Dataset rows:

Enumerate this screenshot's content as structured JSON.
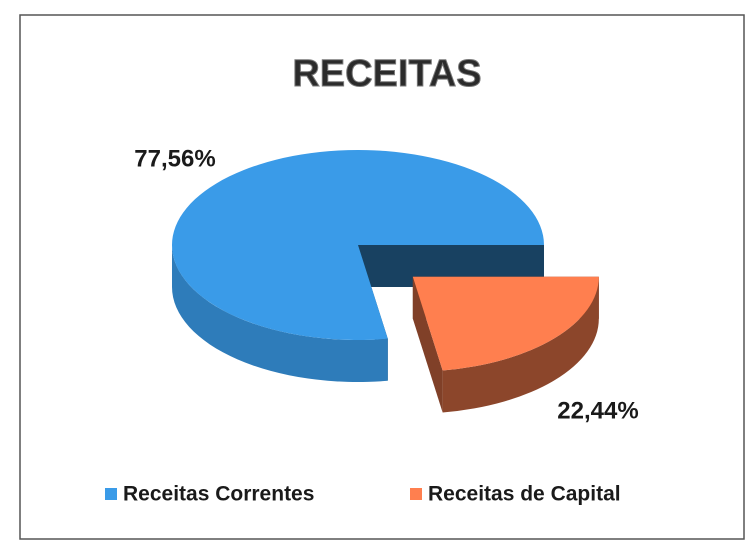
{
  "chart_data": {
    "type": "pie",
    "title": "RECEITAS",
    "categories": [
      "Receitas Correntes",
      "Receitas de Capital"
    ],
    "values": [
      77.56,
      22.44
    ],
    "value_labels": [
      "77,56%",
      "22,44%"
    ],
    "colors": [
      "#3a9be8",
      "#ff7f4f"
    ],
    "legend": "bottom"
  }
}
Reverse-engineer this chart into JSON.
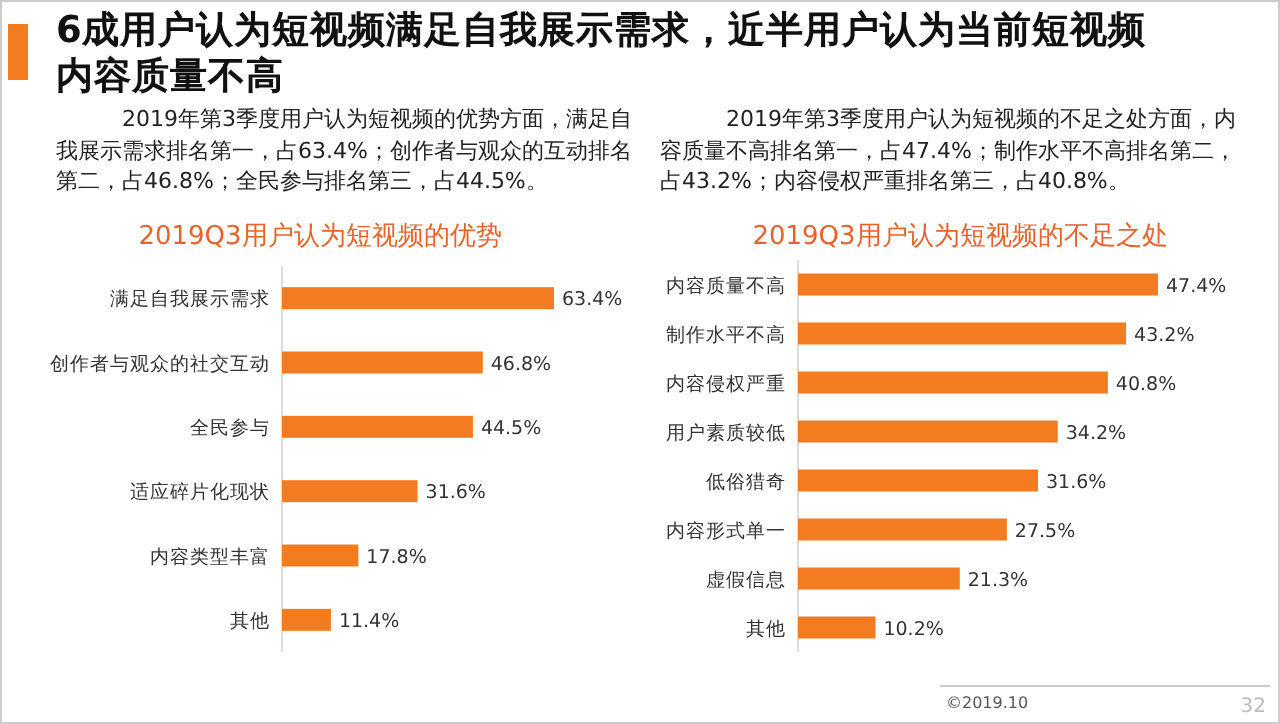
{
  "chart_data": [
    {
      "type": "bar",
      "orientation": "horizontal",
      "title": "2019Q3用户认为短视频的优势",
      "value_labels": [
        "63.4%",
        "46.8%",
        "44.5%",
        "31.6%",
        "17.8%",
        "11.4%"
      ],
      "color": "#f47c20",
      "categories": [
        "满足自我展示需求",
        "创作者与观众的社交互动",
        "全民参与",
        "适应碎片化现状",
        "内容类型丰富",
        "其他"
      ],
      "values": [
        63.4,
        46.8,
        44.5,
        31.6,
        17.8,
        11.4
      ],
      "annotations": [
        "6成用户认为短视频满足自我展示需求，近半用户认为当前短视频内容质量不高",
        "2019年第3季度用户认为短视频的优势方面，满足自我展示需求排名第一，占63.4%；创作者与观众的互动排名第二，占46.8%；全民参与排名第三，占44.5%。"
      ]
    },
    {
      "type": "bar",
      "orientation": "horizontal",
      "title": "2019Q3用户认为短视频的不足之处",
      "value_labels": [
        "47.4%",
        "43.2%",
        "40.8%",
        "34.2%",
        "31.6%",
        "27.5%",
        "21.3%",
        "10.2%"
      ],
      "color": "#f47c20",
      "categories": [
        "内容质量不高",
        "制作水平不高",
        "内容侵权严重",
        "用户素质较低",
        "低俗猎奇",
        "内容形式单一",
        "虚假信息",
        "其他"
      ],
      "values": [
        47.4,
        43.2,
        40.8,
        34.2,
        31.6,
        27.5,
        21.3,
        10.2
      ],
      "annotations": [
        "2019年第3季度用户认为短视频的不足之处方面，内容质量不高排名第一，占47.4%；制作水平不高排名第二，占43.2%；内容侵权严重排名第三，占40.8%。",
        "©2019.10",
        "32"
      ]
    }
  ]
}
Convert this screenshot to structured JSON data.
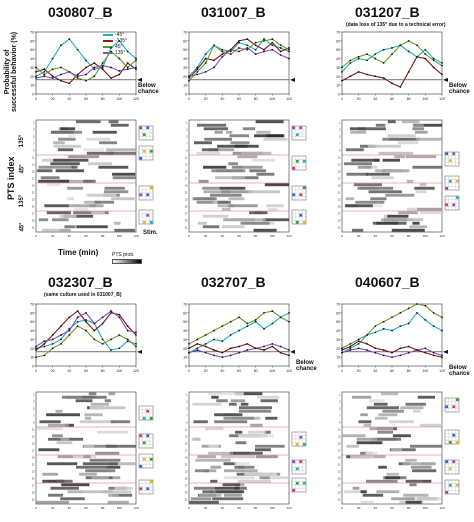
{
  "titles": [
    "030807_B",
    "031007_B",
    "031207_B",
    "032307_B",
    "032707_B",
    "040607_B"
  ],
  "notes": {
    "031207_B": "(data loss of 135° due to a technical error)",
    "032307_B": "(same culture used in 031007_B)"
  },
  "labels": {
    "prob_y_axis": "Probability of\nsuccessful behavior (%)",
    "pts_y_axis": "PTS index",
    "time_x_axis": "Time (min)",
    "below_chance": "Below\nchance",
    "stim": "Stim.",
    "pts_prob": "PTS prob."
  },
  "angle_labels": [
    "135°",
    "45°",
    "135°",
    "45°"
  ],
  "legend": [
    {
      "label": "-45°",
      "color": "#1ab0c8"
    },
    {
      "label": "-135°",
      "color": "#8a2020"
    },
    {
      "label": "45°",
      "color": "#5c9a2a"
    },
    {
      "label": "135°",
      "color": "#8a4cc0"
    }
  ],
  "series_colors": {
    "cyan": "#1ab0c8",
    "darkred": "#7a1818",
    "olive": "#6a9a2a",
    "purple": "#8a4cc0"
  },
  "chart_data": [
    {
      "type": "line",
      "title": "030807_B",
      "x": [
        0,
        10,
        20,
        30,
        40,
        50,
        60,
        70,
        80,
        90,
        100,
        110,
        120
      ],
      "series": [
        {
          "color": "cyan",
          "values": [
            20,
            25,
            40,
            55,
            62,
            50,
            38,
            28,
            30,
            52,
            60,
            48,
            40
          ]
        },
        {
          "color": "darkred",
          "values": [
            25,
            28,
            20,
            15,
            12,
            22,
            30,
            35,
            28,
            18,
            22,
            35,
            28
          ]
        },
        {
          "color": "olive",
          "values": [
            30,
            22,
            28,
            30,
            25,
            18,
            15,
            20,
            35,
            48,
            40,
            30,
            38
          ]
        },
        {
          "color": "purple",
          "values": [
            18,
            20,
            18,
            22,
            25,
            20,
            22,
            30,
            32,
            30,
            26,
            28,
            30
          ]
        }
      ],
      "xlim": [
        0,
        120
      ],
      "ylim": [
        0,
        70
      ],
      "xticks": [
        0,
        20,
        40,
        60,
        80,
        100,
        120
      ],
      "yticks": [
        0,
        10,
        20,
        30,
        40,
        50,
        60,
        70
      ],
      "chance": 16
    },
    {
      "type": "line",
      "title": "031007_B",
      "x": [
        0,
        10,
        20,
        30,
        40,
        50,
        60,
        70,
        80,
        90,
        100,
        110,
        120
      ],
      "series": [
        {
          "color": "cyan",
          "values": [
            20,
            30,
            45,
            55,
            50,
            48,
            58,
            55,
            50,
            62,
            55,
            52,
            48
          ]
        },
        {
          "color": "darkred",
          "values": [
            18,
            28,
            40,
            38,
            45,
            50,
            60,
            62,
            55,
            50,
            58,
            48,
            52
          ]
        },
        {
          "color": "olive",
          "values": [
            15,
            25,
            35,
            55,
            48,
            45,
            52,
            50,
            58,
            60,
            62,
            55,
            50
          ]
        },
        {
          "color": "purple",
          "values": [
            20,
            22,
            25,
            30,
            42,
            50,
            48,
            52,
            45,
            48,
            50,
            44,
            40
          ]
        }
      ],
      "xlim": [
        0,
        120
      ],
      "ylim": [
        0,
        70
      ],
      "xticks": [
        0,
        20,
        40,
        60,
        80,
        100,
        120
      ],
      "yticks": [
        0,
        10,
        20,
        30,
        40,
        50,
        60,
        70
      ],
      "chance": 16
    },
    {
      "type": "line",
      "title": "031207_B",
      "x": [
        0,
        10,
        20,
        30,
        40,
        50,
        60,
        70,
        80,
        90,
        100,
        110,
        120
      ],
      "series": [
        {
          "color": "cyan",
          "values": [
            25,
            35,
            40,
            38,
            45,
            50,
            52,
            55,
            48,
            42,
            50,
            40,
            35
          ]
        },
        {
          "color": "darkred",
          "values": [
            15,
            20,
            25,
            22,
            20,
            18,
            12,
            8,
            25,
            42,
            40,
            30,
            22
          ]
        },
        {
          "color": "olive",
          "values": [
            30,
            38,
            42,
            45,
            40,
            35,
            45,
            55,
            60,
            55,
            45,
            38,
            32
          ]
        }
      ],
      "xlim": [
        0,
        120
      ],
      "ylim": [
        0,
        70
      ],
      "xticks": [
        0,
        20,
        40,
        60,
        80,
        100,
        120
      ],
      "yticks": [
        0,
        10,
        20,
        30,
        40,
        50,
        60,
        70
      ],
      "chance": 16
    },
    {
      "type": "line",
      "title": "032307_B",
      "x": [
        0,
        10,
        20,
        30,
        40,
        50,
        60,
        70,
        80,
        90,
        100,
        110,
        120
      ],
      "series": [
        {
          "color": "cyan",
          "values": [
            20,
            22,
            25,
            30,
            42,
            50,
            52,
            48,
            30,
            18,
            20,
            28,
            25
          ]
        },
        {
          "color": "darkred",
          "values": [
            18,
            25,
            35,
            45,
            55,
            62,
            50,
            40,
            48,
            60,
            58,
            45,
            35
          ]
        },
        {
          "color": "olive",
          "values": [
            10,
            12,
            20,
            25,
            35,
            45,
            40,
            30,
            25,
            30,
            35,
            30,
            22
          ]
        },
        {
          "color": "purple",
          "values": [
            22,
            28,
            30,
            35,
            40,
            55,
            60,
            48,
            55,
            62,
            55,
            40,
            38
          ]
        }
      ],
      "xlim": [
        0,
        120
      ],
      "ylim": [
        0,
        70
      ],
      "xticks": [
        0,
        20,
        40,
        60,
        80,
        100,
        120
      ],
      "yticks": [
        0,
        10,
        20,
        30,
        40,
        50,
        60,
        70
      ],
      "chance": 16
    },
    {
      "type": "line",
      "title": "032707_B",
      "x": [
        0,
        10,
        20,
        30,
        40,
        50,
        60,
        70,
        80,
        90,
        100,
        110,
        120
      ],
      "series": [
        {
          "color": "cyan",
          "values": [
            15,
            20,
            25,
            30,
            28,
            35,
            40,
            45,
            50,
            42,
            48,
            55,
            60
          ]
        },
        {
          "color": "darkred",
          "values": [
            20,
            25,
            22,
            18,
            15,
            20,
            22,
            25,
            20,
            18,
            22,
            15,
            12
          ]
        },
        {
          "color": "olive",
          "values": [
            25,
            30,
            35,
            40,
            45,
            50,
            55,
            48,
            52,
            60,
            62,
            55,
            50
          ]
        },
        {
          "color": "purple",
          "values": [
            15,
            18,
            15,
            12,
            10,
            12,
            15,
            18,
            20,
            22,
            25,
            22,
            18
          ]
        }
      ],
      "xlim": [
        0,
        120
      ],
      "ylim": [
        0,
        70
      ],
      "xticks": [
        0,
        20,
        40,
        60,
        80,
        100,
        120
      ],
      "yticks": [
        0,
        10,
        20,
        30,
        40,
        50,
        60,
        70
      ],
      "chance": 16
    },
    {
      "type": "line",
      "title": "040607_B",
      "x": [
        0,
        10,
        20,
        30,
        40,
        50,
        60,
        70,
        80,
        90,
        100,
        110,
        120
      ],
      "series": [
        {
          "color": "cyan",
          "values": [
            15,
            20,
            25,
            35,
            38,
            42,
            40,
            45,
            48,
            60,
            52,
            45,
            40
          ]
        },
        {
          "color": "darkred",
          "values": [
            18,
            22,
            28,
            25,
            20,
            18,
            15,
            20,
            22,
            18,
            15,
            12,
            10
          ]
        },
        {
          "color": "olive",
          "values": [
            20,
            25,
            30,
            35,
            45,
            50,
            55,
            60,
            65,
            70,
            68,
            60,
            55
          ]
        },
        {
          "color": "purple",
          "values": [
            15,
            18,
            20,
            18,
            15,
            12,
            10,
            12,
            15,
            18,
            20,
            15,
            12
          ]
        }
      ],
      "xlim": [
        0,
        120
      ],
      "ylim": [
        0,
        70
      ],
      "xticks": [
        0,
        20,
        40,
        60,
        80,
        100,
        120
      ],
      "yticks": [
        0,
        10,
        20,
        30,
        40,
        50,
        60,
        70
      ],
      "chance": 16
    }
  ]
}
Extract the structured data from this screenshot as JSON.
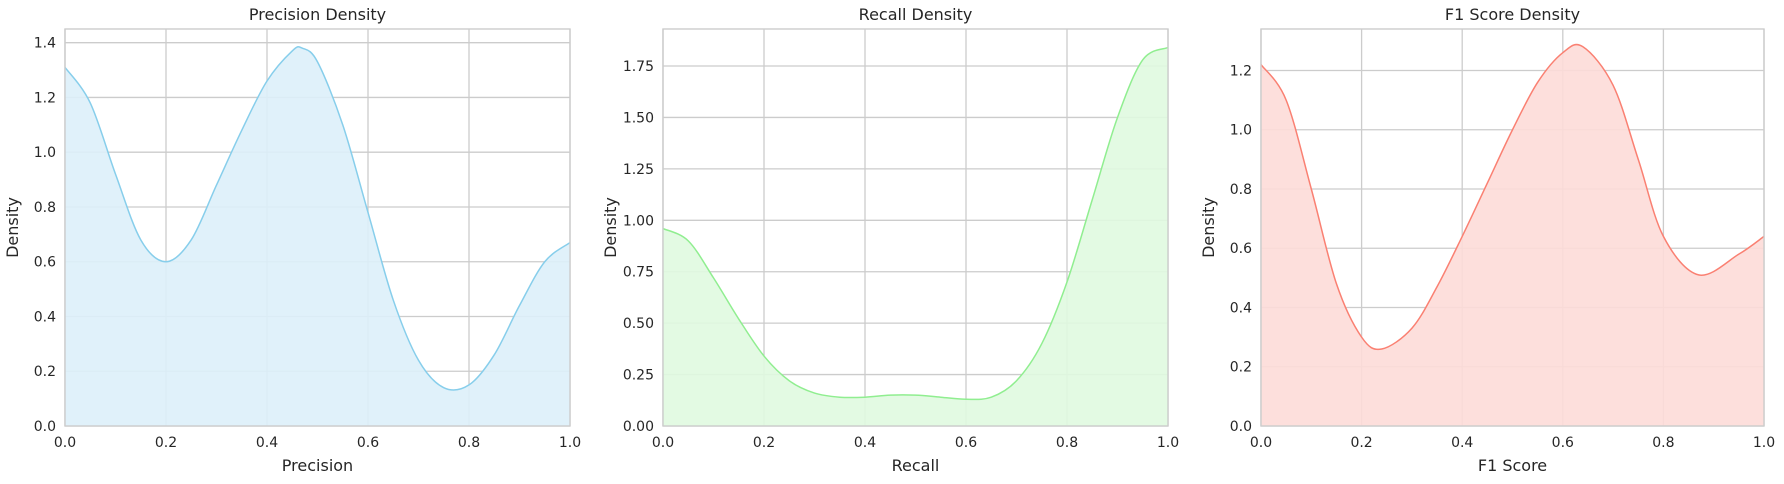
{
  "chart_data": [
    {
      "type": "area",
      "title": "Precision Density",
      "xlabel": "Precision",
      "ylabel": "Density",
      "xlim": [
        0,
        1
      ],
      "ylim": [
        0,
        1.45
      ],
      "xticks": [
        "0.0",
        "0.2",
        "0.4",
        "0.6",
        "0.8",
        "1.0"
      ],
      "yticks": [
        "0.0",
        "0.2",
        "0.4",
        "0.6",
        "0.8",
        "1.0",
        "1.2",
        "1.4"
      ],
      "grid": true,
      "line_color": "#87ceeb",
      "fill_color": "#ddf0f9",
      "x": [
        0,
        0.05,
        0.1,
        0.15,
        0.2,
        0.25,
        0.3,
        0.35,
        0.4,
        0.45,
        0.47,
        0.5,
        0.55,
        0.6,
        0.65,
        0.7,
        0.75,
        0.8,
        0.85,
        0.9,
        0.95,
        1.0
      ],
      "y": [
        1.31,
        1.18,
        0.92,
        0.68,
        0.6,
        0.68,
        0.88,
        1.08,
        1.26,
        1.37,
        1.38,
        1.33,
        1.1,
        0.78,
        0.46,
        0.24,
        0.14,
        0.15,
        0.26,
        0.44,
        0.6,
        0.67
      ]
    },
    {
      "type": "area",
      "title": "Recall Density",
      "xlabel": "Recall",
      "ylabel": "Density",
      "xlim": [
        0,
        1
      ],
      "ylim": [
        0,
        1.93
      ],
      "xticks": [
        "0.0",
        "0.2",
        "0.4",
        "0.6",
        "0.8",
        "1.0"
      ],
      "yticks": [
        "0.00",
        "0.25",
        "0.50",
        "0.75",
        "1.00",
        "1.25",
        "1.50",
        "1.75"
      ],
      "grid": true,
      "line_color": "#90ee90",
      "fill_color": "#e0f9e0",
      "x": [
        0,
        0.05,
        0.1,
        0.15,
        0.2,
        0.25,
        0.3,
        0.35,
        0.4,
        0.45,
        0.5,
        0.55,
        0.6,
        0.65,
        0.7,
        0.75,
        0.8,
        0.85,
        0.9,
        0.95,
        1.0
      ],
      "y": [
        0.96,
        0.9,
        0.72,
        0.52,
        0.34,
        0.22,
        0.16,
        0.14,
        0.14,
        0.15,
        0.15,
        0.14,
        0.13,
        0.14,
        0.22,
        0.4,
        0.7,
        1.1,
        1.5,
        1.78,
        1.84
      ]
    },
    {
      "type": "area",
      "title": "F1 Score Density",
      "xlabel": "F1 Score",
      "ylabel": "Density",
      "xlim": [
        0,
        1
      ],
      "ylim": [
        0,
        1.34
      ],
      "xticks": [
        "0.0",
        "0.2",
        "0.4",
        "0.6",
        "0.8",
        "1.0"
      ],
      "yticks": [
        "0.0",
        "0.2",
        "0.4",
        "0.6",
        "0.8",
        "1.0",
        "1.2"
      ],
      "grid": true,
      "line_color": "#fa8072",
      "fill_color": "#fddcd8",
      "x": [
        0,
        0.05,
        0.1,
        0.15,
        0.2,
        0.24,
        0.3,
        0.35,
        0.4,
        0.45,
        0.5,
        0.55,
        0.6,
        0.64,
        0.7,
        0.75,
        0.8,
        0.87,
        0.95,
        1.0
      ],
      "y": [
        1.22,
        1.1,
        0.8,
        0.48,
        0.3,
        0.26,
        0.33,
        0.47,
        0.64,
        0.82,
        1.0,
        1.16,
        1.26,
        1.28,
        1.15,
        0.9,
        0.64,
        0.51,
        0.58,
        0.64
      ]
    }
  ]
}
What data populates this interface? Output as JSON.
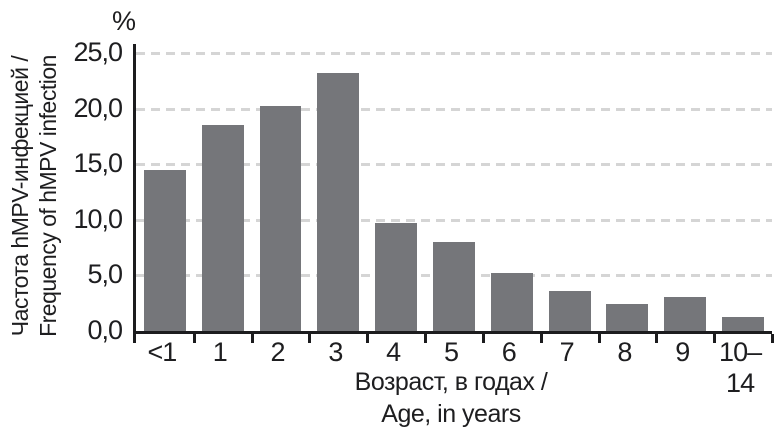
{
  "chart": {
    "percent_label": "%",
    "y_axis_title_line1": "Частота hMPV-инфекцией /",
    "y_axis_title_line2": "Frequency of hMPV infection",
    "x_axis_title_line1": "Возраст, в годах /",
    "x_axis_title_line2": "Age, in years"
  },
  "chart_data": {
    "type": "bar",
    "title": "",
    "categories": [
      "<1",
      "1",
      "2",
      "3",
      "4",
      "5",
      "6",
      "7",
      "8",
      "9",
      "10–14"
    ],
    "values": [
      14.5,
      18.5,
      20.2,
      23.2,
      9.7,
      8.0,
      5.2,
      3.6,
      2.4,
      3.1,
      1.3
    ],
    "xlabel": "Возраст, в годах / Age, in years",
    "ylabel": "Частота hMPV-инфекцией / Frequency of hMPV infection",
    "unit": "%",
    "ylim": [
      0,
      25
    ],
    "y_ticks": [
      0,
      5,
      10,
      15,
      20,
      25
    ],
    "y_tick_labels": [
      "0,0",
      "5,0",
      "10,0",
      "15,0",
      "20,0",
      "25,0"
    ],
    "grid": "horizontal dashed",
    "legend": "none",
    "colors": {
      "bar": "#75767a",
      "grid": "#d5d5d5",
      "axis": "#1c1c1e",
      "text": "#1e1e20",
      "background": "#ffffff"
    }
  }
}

Exercise: List the lines of the entries that include "years".

Task solution:
    "x_axis_title_line2": "Age, in years"
    "xlabel": "Возраст, в годах / Age, in years",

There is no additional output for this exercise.